Lines that contain the string "JSON" are to be copied; leave out all others.
— START Record extracts —
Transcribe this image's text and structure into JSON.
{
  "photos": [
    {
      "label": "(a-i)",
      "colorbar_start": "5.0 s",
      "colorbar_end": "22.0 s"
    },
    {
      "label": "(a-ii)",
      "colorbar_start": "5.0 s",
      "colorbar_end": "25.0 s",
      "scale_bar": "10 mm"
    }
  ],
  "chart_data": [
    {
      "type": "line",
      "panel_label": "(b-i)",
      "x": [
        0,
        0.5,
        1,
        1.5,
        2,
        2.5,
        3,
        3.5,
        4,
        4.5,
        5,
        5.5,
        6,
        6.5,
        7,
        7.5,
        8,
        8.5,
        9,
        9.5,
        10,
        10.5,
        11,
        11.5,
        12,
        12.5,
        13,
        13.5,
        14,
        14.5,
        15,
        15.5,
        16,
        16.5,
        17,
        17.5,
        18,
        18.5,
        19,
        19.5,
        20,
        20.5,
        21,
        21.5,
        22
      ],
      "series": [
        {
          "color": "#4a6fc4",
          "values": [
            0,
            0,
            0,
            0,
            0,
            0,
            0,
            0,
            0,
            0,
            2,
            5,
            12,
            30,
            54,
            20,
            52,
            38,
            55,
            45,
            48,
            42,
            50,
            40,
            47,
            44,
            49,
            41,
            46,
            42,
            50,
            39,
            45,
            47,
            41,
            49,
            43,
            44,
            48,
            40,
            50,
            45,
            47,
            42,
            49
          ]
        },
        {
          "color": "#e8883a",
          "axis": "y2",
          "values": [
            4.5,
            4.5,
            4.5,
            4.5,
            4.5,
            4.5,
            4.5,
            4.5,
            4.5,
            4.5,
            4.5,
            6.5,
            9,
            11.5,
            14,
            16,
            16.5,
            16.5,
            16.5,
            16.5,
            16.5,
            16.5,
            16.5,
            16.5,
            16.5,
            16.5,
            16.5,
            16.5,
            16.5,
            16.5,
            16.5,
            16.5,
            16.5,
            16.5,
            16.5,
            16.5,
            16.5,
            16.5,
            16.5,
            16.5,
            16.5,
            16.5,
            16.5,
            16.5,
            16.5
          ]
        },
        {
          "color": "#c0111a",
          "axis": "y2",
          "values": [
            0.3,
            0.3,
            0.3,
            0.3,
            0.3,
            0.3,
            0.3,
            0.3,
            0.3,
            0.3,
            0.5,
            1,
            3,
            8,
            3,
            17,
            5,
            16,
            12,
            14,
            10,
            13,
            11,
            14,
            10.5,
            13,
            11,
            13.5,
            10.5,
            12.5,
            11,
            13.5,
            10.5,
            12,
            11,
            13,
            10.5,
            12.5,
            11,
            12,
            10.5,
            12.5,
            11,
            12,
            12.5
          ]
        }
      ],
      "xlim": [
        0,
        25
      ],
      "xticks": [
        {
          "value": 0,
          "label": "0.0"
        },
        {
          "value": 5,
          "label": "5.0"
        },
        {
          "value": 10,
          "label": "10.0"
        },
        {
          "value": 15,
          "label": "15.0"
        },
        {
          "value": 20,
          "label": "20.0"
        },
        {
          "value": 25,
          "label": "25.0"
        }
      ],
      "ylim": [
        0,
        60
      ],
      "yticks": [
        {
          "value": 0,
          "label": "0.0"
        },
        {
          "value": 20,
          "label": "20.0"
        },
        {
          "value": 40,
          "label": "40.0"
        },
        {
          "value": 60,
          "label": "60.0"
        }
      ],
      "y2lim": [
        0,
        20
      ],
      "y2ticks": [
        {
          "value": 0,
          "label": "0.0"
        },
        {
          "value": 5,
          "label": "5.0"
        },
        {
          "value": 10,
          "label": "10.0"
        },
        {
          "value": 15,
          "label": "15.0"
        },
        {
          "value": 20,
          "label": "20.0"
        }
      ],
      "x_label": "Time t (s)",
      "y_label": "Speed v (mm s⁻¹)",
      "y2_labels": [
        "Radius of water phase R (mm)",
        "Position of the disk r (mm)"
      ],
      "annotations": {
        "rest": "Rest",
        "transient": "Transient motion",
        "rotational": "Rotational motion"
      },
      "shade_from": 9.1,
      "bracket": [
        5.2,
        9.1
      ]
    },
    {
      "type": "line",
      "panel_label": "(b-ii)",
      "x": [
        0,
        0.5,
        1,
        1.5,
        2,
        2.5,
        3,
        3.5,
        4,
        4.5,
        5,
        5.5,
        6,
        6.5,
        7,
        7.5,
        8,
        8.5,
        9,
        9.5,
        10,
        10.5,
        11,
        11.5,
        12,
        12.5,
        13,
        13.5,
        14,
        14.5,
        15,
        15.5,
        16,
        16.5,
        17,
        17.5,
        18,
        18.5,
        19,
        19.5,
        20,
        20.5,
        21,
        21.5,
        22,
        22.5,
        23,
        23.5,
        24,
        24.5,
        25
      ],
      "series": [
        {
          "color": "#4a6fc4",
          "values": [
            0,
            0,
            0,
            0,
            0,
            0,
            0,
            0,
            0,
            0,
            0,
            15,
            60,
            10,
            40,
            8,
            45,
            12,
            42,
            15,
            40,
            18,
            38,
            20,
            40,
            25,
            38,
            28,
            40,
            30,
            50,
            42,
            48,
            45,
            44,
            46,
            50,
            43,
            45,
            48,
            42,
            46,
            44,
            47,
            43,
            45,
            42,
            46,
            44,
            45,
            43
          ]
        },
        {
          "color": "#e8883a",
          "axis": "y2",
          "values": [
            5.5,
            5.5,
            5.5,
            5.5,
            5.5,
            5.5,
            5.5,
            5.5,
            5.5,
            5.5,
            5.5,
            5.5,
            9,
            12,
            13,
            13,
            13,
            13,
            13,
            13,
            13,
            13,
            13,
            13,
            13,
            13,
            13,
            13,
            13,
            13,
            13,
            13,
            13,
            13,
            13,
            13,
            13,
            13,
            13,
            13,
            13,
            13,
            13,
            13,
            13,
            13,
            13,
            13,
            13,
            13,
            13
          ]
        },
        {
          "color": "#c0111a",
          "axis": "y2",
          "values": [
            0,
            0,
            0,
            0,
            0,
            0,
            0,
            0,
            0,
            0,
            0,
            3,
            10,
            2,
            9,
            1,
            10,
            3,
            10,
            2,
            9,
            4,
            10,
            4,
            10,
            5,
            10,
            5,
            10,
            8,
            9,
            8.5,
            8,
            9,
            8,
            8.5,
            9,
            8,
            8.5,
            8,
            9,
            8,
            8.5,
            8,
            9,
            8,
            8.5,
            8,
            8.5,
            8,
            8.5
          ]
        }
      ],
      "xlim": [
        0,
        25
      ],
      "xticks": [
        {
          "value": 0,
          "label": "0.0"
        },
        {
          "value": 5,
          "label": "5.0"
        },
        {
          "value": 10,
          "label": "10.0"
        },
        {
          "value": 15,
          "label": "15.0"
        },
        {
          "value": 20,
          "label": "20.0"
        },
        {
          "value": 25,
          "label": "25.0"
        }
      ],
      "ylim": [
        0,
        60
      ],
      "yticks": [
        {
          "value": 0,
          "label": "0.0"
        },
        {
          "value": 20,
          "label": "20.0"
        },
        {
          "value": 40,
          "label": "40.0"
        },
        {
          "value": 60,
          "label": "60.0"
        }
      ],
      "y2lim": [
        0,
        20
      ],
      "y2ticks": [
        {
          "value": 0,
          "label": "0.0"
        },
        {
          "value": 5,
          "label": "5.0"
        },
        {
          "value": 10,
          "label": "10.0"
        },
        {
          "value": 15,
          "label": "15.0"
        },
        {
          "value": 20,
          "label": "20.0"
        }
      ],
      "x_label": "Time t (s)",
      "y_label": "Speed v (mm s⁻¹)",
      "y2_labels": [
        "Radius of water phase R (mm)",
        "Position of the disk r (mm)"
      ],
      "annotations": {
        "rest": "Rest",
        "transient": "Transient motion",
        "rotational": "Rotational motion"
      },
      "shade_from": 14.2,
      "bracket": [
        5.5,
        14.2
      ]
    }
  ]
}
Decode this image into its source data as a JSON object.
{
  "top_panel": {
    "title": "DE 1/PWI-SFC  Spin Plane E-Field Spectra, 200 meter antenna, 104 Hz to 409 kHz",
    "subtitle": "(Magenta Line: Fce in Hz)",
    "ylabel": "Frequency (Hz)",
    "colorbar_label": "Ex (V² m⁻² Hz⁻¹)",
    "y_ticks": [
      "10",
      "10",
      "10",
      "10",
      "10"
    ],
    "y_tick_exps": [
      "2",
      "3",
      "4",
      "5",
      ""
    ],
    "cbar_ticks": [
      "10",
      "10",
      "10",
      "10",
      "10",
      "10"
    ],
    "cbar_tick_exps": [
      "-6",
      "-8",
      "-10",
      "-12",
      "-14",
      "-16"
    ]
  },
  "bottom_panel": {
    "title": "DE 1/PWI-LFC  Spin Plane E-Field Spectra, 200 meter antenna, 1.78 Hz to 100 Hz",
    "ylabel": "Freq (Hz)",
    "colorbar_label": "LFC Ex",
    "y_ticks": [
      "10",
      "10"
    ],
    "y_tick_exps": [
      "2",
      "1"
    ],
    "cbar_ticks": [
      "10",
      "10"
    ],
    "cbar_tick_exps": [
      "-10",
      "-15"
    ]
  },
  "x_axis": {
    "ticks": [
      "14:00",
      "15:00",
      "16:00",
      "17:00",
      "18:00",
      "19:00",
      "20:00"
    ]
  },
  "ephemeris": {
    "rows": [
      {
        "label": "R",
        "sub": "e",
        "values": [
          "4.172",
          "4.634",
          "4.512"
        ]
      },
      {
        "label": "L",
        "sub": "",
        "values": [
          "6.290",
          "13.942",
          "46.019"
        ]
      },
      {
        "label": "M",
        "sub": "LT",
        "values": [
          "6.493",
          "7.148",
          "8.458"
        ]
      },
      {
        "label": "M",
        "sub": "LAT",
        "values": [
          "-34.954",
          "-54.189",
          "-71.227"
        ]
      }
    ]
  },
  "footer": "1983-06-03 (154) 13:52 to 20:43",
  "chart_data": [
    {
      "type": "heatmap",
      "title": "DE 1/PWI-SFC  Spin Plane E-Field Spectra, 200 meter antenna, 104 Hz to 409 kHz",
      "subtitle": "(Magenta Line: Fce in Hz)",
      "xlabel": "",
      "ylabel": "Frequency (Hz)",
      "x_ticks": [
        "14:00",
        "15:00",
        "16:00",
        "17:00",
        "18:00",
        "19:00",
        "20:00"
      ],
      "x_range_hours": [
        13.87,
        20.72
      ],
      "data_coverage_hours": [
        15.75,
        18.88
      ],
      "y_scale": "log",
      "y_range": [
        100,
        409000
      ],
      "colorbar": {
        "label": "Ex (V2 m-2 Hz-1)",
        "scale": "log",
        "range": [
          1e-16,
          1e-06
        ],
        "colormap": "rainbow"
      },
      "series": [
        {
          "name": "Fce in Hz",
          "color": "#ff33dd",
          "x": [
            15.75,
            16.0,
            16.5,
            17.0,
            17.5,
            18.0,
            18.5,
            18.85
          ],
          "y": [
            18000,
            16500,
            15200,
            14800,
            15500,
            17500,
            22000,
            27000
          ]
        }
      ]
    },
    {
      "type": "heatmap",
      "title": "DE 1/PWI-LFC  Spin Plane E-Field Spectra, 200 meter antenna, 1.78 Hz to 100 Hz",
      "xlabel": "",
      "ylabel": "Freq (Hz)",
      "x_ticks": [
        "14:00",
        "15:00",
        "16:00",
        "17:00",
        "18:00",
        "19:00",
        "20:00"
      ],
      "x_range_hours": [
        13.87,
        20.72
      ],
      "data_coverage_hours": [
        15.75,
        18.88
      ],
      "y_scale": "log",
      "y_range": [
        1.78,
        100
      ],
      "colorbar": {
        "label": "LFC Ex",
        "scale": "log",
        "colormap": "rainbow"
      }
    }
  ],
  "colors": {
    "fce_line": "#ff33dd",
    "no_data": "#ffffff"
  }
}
— END Record extracts —
Solution to the problem ▸
Transcribe this image's text and structure into JSON.
Decode this image into its source data as a JSON object.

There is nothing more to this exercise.